Extracted data entries
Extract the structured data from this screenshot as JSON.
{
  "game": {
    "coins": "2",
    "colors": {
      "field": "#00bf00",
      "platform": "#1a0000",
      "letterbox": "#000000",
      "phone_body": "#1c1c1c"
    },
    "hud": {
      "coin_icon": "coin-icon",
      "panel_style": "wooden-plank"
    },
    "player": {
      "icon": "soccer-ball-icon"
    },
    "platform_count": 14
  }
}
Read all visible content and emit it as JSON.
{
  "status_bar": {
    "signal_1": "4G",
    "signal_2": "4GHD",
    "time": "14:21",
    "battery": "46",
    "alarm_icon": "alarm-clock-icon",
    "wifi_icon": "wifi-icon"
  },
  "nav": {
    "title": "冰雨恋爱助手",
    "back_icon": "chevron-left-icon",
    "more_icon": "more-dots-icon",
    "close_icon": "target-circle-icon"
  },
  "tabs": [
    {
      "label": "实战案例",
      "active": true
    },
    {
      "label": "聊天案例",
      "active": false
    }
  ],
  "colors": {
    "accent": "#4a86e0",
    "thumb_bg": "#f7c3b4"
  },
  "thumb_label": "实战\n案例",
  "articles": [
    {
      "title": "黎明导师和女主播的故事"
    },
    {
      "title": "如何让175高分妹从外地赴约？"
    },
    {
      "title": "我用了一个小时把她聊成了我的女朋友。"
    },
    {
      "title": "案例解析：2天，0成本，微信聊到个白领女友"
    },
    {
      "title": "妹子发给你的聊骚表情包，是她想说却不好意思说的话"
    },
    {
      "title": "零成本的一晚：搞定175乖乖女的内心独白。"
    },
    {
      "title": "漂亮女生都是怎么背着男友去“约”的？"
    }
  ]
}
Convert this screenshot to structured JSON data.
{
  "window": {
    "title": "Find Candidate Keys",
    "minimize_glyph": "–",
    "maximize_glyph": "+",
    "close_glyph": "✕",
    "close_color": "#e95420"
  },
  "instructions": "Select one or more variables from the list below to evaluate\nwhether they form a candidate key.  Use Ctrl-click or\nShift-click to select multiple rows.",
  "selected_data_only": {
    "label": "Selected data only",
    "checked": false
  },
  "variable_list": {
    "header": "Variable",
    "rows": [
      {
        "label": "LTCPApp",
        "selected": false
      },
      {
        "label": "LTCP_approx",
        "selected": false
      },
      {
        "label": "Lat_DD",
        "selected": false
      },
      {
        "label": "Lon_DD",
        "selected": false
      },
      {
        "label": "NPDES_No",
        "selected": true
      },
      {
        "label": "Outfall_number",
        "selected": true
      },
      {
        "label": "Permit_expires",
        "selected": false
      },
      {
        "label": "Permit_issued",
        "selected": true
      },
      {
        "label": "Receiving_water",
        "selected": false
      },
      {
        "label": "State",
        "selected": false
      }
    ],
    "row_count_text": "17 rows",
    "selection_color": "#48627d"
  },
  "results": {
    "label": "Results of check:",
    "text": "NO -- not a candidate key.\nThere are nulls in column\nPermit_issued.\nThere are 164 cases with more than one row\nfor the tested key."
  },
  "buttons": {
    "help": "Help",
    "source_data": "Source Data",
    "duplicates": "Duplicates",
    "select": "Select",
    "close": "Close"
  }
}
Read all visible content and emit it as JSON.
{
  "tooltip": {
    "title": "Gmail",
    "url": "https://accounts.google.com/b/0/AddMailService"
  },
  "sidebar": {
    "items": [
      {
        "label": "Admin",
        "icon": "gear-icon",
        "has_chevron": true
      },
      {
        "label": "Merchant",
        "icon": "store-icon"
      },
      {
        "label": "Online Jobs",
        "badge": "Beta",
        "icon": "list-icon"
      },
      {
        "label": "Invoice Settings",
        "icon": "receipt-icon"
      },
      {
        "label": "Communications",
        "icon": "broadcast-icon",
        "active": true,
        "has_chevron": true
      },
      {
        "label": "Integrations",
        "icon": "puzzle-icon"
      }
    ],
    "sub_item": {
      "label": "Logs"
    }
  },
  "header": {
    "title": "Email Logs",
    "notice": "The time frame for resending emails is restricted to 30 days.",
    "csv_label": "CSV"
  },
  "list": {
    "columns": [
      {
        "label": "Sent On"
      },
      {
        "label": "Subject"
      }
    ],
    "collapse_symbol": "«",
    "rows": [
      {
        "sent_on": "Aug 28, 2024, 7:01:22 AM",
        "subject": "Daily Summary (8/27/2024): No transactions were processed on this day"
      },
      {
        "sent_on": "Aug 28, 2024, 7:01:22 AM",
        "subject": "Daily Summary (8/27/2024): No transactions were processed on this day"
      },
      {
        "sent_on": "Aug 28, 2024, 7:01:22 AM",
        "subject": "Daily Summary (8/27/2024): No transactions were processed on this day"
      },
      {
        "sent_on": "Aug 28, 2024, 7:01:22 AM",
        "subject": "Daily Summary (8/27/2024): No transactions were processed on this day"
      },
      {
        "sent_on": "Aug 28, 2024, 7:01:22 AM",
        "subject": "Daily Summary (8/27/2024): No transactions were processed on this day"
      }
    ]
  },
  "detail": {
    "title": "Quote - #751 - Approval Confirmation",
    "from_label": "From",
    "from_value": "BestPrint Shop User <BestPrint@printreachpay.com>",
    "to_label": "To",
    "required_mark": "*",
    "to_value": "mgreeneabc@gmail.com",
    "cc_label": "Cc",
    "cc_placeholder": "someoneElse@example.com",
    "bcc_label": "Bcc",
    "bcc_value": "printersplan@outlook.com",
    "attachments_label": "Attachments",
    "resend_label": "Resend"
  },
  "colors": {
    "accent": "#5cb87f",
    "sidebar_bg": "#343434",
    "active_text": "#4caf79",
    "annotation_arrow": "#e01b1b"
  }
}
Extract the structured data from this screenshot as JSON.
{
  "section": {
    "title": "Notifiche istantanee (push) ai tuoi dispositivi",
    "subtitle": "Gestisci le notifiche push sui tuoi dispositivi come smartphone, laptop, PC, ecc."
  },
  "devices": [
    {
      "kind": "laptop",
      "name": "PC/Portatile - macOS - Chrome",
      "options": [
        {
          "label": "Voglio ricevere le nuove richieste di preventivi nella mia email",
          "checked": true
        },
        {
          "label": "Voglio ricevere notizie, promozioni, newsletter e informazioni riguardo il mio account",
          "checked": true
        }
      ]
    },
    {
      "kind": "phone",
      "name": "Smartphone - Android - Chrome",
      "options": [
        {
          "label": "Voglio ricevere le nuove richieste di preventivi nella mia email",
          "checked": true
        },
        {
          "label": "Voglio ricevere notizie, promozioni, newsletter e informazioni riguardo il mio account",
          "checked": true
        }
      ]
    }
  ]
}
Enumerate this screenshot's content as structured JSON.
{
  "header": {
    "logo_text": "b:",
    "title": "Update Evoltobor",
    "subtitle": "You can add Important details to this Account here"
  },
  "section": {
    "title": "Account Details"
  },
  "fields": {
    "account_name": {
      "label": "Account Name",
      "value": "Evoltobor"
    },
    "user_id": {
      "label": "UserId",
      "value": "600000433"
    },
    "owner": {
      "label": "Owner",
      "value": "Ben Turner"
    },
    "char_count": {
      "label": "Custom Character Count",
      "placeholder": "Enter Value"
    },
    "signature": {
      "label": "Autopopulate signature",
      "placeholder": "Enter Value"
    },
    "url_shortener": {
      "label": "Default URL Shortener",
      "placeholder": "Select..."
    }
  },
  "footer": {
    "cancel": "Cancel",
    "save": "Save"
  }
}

* _What you need to do_:
In the records above, how many lines include the string "rows"? Answer with only the number.

* _Full response_:
4